**DO THIS**
Locate the line containing "Type out the text in this image." in the material below; repeat it and every line after it, exactly as written.

========================================

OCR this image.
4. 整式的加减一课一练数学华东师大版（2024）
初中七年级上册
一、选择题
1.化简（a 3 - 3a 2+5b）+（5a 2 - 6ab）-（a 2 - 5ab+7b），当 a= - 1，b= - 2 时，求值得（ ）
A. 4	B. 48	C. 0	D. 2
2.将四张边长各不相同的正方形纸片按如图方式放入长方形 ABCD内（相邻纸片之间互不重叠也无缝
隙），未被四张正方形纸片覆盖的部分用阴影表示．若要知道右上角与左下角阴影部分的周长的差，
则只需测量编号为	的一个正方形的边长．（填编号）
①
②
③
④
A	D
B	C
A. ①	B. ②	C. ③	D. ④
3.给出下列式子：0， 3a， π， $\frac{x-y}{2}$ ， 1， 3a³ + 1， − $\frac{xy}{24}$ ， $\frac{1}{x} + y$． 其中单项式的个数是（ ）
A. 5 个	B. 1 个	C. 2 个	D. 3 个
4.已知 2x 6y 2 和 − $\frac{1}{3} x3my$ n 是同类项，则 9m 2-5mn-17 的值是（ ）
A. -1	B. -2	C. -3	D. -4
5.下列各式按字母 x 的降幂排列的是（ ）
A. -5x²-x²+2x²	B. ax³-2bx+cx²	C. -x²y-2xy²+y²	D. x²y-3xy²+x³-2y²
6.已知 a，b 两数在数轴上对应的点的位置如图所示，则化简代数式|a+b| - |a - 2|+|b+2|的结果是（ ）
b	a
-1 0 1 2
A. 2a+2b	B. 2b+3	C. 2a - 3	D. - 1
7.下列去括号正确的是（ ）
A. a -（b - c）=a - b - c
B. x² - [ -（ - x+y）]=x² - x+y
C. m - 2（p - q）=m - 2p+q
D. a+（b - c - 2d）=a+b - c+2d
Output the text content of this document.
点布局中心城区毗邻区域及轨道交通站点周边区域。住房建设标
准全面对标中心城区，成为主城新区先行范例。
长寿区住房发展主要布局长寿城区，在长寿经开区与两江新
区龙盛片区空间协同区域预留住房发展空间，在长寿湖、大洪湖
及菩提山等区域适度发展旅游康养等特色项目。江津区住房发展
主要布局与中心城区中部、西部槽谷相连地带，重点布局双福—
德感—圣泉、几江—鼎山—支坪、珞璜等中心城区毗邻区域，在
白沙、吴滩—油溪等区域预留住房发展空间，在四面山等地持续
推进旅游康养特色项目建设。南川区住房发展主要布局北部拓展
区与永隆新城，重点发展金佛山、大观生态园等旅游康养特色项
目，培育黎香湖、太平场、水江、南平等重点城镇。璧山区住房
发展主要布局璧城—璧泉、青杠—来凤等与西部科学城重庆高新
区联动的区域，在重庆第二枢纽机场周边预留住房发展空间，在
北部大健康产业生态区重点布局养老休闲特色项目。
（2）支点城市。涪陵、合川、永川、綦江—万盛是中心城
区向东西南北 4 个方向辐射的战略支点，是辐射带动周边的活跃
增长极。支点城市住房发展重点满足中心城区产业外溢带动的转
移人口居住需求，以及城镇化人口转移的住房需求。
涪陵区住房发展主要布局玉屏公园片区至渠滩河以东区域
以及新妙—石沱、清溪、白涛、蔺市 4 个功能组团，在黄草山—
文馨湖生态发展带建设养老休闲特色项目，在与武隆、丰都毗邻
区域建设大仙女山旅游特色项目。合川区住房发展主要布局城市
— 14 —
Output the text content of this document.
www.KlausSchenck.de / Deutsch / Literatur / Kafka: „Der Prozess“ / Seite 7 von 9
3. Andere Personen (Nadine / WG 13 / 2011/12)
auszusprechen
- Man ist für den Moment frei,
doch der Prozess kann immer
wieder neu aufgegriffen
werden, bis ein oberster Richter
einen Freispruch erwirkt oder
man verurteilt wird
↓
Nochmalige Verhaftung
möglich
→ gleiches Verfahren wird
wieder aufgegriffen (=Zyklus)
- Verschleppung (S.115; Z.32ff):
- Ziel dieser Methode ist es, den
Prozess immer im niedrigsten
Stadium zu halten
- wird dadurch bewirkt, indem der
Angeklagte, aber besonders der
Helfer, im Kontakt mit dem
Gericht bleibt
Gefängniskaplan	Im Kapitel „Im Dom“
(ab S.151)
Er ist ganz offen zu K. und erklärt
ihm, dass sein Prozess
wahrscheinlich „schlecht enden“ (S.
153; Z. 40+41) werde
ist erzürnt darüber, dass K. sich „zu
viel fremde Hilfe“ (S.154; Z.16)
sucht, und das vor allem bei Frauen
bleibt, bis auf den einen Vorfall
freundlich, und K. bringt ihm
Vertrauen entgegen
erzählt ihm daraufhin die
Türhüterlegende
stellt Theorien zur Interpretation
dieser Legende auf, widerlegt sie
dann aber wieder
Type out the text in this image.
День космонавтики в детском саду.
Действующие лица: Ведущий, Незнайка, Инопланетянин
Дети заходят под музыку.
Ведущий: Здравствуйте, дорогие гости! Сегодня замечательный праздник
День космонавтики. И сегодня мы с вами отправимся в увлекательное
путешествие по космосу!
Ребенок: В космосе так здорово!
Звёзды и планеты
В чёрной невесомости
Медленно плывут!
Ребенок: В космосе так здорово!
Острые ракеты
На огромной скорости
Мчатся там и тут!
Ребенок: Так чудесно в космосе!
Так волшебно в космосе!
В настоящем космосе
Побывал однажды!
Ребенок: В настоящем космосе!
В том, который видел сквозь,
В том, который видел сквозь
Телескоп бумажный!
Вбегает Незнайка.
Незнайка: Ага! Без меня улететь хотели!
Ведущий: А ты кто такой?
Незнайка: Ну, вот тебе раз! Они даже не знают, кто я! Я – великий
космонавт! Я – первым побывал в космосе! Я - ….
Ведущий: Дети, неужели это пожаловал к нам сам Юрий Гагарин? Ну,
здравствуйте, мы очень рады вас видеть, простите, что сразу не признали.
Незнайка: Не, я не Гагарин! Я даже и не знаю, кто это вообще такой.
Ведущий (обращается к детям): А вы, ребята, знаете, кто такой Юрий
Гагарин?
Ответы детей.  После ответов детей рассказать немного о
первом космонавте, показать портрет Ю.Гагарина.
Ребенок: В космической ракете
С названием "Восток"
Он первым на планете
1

========================================

**SOLUTION BELOW**
Type out the text in this image.
День космонавтики в детском саду.
Действующие лица: Ведущий, Незнайка, Инопланетянин
Дети заходят под музыку.
Ведущий: Здравствуйте, дорогие гости! Сегодня замечательный праздник
День космонавтики. И сегодня мы с вами отправимся в увлекательное
путешествие по космосу!
Ребенок: В космосе так здорово!
Звёзды и планеты
В чёрной невесомости
Медленно плывут!
Ребенок: В космосе так здорово!
Острые ракеты
На огромной скорости
Мчатся там и тут!
Ребенок: Так чудесно в космосе!
Так волшебно в космосе!
В настоящем космосе
Побывал однажды!
Ребенок: В настоящем космосе!
В том, который видел сквозь,
В том, который видел сквозь
Телескоп бумажный!
Вбегает Незнайка.
Незнайка: Ага! Без меня улететь хотели!
Ведущий: А ты кто такой?
Незнайка: Ну, вот тебе раз! Они даже не знают, кто я! Я – великий
космонавт! Я – первым побывал в космосе! Я - ….
Ведущий: Дети, неужели это пожаловал к нам сам Юрий Гагарин? Ну,
здравствуйте, мы очень рады вас видеть, простите, что сразу не признали.
Незнайка: Не, я не Гагарин! Я даже и не знаю, кто это вообще такой.
Ведущий (обращается к детям): А вы, ребята, знаете, кто такой Юрий
Гагарин?
Ответы детей.  После ответов детей рассказать немного о
первом космонавте, показать портрет Ю.Гагарина.
Ребенок: В космической ракете
С названием "Восток"
Он первым на планете
1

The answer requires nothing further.